TASK REQUIREMENTS
For each statement below, say whether it agrees with the text about xmlrpc exception messages, and answer yes or no followed by the deciding words of the text, quoted exactly. (a) In xmlrpc 2.0, the relevant code in org.apache.xmlrpc.Invoker is at line 153. (b) In version 2.0, the client code throws your exception. (c) The writer states firmly that the behavior is a bug.

TEXT PASSAGE
Oliver
My sample was just intended to show what I think happens on the server
while transforming the Exception to a String representation.
I showed how it can happen, now I know one place where it happens:
class: org.apache.xmlrpc.Invoker
xmlrpc 1.2b1: line 191
xmlrpc 2.0: line 153
it happens in method 'execute'.
the code (reduced to the main thing):
---8<---
try
{
returnValue = method.invoke(invokeTarget, argValues);
}
catch(InvocationTargetException it_e)
{
// check whether the thrown exception is XmlRpcException
Throwable t = it_e.getTargetException();
if (t instanceof XmlRpcException)
{
throw (XmlRpcException) t;
}
// It is some other exception
throw new Exception(t.toString()); // THE POINT
}
---8<---
As I already explained:
the original exception is extracted from the InvocationTargetException
and the results of toString() are encapsulated into a new 'Exception'!
if you replace
throw new Exception(t.toString());
by
throw new Exception(t.getMessage());
you get a shorter response:
java.lang.Exception: <your message here>
So this means, that also the xml writer code simply invokes toString()
on the (Exception-)Object.
apropos version 2.0:
version 2.0 of xmlrpc behaves completely different!
The client code does not throw your exception, it delivers it!
You may then cast the results to type XmlRpcException and call
getMessage on it ... but (no surprise, see code of Invoker):
what will be returned is again:
java.lang.Exception: java.lang.IllegalArgumentException: <your msg>
:-(
Maybe this is not a bug, but a feature.
After all it is up to you to remove the preceeding parts of the message.

Recorded data
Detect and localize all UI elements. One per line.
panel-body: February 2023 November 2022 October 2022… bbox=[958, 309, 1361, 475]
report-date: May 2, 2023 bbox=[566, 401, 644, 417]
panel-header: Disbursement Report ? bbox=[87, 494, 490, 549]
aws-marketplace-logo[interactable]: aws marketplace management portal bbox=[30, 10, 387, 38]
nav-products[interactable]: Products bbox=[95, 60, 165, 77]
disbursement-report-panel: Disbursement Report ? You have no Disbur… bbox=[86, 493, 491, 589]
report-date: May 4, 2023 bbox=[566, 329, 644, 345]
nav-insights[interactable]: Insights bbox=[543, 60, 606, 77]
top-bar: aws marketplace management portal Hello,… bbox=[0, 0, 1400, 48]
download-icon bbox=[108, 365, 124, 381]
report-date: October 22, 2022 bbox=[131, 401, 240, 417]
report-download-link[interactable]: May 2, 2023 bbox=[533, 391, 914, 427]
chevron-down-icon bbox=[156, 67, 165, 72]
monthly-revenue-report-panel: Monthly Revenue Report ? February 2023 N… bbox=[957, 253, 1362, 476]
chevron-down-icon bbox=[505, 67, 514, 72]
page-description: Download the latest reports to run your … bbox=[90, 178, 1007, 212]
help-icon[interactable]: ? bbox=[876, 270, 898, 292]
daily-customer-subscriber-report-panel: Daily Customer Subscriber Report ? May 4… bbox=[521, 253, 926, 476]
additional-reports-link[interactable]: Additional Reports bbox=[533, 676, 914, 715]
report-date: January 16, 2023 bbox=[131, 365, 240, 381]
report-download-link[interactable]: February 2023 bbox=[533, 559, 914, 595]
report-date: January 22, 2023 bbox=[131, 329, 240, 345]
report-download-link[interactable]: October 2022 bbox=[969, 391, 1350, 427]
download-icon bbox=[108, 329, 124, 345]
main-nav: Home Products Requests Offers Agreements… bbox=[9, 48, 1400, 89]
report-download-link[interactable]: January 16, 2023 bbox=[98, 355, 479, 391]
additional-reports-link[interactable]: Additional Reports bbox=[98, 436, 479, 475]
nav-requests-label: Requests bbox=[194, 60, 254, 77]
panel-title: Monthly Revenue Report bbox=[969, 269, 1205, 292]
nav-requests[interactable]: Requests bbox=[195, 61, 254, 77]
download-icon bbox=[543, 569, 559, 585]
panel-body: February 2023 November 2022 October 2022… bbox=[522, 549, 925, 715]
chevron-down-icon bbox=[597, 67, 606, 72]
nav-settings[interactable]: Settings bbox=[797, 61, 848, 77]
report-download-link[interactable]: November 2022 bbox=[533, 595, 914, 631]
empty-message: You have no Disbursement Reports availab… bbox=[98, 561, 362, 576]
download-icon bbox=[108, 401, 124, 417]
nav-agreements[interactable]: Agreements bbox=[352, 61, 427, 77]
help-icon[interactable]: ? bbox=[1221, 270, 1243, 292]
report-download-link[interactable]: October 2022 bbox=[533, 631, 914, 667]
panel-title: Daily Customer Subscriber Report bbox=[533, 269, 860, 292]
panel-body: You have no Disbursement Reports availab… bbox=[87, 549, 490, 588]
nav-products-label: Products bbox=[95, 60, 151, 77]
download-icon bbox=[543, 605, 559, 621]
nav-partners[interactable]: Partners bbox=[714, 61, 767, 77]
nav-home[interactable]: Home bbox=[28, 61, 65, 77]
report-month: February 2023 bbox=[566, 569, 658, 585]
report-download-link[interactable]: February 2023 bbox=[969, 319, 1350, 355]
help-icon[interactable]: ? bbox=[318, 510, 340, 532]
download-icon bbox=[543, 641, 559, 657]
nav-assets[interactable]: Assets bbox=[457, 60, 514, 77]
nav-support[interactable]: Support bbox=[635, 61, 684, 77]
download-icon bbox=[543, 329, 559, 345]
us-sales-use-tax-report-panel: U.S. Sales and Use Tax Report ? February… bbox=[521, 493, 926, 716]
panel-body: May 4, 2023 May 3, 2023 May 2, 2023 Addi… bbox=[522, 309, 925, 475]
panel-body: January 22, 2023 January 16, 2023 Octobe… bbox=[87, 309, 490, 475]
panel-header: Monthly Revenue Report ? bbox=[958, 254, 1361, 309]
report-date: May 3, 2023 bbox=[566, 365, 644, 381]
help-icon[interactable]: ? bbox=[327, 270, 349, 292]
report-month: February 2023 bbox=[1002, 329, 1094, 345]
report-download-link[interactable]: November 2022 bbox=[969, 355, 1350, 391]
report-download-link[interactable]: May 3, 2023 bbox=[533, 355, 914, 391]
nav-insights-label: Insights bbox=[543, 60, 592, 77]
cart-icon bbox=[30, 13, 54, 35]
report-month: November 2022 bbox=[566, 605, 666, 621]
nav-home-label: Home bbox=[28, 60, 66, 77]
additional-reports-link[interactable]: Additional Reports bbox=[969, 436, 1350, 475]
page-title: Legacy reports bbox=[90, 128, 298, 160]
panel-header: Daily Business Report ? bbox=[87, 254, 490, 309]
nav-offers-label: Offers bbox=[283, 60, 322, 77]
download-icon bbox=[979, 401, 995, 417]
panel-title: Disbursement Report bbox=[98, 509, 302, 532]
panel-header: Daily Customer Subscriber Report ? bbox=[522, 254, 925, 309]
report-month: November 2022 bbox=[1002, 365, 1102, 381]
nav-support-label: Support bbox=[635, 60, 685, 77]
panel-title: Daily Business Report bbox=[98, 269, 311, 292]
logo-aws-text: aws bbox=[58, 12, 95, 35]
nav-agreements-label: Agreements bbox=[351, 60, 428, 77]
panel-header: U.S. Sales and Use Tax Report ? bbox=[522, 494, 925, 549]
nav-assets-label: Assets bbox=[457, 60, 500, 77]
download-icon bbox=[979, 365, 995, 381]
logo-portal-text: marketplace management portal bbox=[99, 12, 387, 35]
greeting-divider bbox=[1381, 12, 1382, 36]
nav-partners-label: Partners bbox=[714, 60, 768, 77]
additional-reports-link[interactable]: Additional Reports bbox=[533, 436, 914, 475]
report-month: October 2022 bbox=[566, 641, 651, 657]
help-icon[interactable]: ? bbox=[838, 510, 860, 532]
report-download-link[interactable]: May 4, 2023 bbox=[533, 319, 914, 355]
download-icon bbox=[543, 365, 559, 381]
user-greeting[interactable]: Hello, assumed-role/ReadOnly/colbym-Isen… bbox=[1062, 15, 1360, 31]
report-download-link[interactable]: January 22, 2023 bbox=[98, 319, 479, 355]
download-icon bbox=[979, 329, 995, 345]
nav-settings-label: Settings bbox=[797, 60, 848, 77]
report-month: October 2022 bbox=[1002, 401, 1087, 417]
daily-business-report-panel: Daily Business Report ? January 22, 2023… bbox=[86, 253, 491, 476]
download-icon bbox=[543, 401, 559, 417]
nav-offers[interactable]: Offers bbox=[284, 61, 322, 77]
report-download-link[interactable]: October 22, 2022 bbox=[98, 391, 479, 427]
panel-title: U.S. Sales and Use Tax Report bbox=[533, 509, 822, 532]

OUTPUT
(a) Yes: "xmlrpc 2.0: line 153"
(b) No: "The client code does not throw your exception, it delivers it!"
(c) No: "Maybe this is not a bug, but a feature."